**Instructions for the task:** Retype each line exactly. Skip images.

--- START ---

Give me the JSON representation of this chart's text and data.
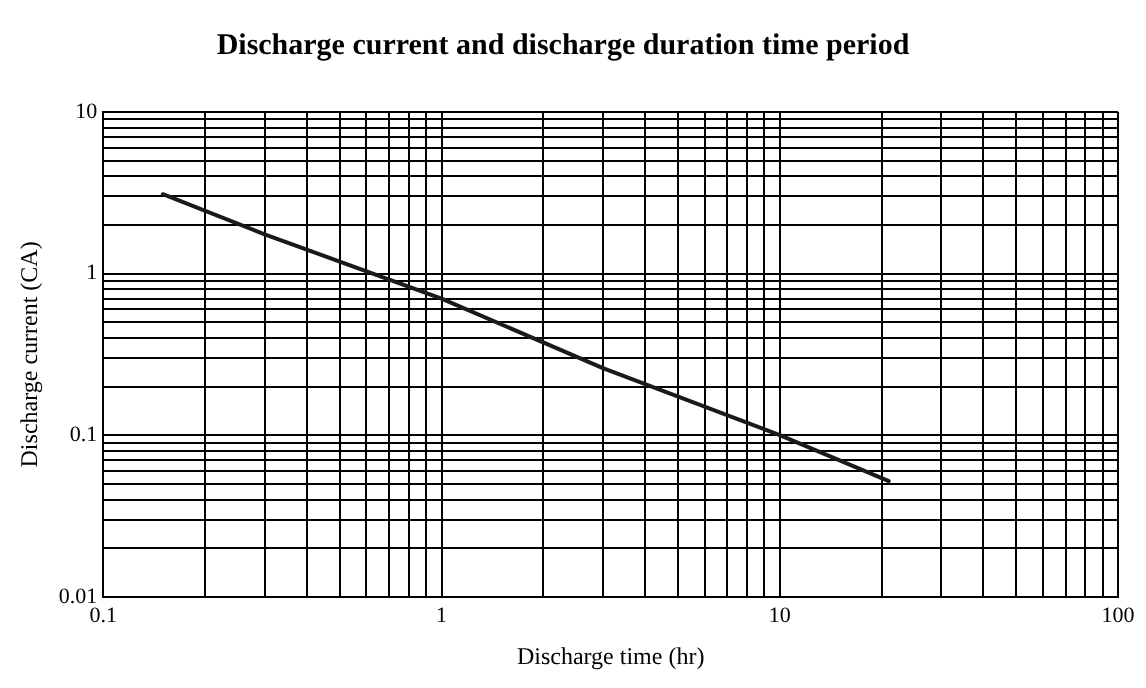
{
  "chart_data": {
    "type": "line",
    "title": "Discharge current and discharge duration time period",
    "xlabel": "Discharge time (hr)",
    "ylabel": "Discharge current (CA)",
    "log": "xy",
    "grid": true,
    "legend": false,
    "marker": "none",
    "line_style": "solid",
    "x": [
      0.15,
      0.3,
      1,
      3,
      10,
      21
    ],
    "series": [
      {
        "color": "#1a1a1a",
        "values": [
          3.1,
          1.75,
          0.7,
          0.26,
          0.1,
          0.052
        ]
      }
    ],
    "xlim": [
      0.1,
      100
    ],
    "ylim": [
      0.01,
      10
    ],
    "xticks": [
      0.1,
      {
        "value": 0.2,
        "label": null
      },
      {
        "value": 0.3,
        "label": null
      },
      {
        "value": 0.4,
        "label": null
      },
      {
        "value": 0.5,
        "label": null
      },
      {
        "value": 0.6,
        "label": null
      },
      {
        "value": 0.7,
        "label": null
      },
      {
        "value": 0.8,
        "label": null
      },
      {
        "value": 0.9,
        "label": null
      },
      1,
      {
        "value": 2,
        "label": null
      },
      {
        "value": 3,
        "label": null
      },
      {
        "value": 4,
        "label": null
      },
      {
        "value": 5,
        "label": null
      },
      {
        "value": 6,
        "label": null
      },
      {
        "value": 7,
        "label": null
      },
      {
        "value": 8,
        "label": null
      },
      {
        "value": 9,
        "label": null
      },
      10,
      {
        "value": 20,
        "label": null
      },
      {
        "value": 30,
        "label": null
      },
      {
        "value": 40,
        "label": null
      },
      {
        "value": 50,
        "label": null
      },
      {
        "value": 60,
        "label": null
      },
      {
        "value": 70,
        "label": null
      },
      {
        "value": 80,
        "label": null
      },
      {
        "value": 90,
        "label": null
      },
      100
    ],
    "yticks": [
      0.01,
      {
        "value": 0.02,
        "label": null
      },
      {
        "value": 0.03,
        "label": null
      },
      {
        "value": 0.04,
        "label": null
      },
      {
        "value": 0.05,
        "label": null
      },
      {
        "value": 0.06,
        "label": null
      },
      {
        "value": 0.07,
        "label": null
      },
      {
        "value": 0.08,
        "label": null
      },
      {
        "value": 0.09,
        "label": null
      },
      0.1,
      {
        "value": 0.2,
        "label": null
      },
      {
        "value": 0.3,
        "label": null
      },
      {
        "value": 0.4,
        "label": null
      },
      {
        "value": 0.5,
        "label": null
      },
      {
        "value": 0.6,
        "label": null
      },
      {
        "value": 0.7,
        "label": null
      },
      {
        "value": 0.8,
        "label": null
      },
      {
        "value": 0.9,
        "label": null
      },
      1,
      {
        "value": 2,
        "label": null
      },
      {
        "value": 3,
        "label": null
      },
      {
        "value": 4,
        "label": null
      },
      {
        "value": 5,
        "label": null
      },
      {
        "value": 6,
        "label": null
      },
      {
        "value": 7,
        "label": null
      },
      {
        "value": 8,
        "label": null
      },
      {
        "value": 9,
        "label": null
      },
      10
    ]
  }
}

--- END ---

**Problem solution:**
Give me the JSON representation of this chart's text and data.
{
  "chart_data": {
    "type": "line",
    "title": "Discharge current and discharge duration time period",
    "xlabel": "Discharge time (hr)",
    "ylabel": "Discharge current (CA)",
    "log": "xy",
    "grid": true,
    "legend": false,
    "marker": "none",
    "line_style": "solid",
    "x": [
      0.15,
      0.3,
      1,
      3,
      10,
      21
    ],
    "series": [
      {
        "color": "#1a1a1a",
        "values": [
          3.1,
          1.75,
          0.7,
          0.26,
          0.1,
          0.052
        ]
      }
    ],
    "xlim": [
      0.1,
      100
    ],
    "ylim": [
      0.01,
      10
    ],
    "xticks": [
      0.1,
      {
        "value": 0.2,
        "label": null
      },
      {
        "value": 0.3,
        "label": null
      },
      {
        "value": 0.4,
        "label": null
      },
      {
        "value": 0.5,
        "label": null
      },
      {
        "value": 0.6,
        "label": null
      },
      {
        "value": 0.7,
        "label": null
      },
      {
        "value": 0.8,
        "label": null
      },
      {
        "value": 0.9,
        "label": null
      },
      1,
      {
        "value": 2,
        "label": null
      },
      {
        "value": 3,
        "label": null
      },
      {
        "value": 4,
        "label": null
      },
      {
        "value": 5,
        "label": null
      },
      {
        "value": 6,
        "label": null
      },
      {
        "value": 7,
        "label": null
      },
      {
        "value": 8,
        "label": null
      },
      {
        "value": 9,
        "label": null
      },
      10,
      {
        "value": 20,
        "label": null
      },
      {
        "value": 30,
        "label": null
      },
      {
        "value": 40,
        "label": null
      },
      {
        "value": 50,
        "label": null
      },
      {
        "value": 60,
        "label": null
      },
      {
        "value": 70,
        "label": null
      },
      {
        "value": 80,
        "label": null
      },
      {
        "value": 90,
        "label": null
      },
      100
    ],
    "yticks": [
      0.01,
      {
        "value": 0.02,
        "label": null
      },
      {
        "value": 0.03,
        "label": null
      },
      {
        "value": 0.04,
        "label": null
      },
      {
        "value": 0.05,
        "label": null
      },
      {
        "value": 0.06,
        "label": null
      },
      {
        "value": 0.07,
        "label": null
      },
      {
        "value": 0.08,
        "label": null
      },
      {
        "value": 0.09,
        "label": null
      },
      0.1,
      {
        "value": 0.2,
        "label": null
      },
      {
        "value": 0.3,
        "label": null
      },
      {
        "value": 0.4,
        "label": null
      },
      {
        "value": 0.5,
        "label": null
      },
      {
        "value": 0.6,
        "label": null
      },
      {
        "value": 0.7,
        "label": null
      },
      {
        "value": 0.8,
        "label": null
      },
      {
        "value": 0.9,
        "label": null
      },
      1,
      {
        "value": 2,
        "label": null
      },
      {
        "value": 3,
        "label": null
      },
      {
        "value": 4,
        "label": null
      },
      {
        "value": 5,
        "label": null
      },
      {
        "value": 6,
        "label": null
      },
      {
        "value": 7,
        "label": null
      },
      {
        "value": 8,
        "label": null
      },
      {
        "value": 9,
        "label": null
      },
      10
    ]
  }
}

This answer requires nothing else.